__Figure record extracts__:
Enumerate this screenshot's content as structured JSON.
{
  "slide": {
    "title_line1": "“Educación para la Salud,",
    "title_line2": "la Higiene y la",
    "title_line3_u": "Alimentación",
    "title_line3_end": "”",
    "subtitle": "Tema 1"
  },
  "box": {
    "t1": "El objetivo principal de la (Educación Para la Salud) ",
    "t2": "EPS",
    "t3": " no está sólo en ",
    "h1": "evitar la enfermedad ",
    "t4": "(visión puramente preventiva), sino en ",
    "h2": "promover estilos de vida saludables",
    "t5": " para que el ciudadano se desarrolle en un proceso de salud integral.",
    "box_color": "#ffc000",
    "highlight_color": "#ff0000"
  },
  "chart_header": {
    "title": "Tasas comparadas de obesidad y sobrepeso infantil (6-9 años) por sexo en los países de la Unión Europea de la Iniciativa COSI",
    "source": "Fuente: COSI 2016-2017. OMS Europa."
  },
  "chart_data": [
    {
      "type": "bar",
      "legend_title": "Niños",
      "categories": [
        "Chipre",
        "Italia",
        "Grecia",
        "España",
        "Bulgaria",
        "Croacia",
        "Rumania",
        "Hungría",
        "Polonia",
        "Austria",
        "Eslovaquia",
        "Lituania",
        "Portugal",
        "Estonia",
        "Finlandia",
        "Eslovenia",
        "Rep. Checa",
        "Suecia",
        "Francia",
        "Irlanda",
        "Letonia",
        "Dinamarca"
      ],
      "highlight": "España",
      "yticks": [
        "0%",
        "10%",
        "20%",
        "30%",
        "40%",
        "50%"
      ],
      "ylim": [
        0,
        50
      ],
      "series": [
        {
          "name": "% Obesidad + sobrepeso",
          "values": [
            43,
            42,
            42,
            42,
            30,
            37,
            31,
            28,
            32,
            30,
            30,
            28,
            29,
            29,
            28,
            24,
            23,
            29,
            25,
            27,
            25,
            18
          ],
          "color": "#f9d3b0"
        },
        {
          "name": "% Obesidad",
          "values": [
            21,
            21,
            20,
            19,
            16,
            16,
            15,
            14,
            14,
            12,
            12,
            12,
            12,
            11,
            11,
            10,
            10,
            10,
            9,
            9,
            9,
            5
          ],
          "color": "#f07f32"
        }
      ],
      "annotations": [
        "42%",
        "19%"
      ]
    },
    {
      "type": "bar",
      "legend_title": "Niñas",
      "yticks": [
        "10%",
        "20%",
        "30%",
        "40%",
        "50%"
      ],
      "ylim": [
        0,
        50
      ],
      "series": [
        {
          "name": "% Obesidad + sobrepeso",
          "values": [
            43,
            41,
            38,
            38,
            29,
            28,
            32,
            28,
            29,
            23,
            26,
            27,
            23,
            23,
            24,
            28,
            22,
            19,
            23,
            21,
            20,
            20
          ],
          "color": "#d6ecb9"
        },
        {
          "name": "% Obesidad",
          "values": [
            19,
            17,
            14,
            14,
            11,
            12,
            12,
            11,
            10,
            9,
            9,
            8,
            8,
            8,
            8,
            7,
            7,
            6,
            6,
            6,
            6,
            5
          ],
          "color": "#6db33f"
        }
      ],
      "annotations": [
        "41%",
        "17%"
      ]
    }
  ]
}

__WHAT THE EXERCISE ASKS__: Find every line in the records above that contains the word "COSI", and copy each one.

__FINAL RESULT__:
    "title": "Tasas comparadas de obesidad y sobrepeso infantil (6-9 años) por sexo en los países de la Unión Europea de la Iniciativa COSI",
    "source": "Fuente: COSI 2016-2017. OMS Europa."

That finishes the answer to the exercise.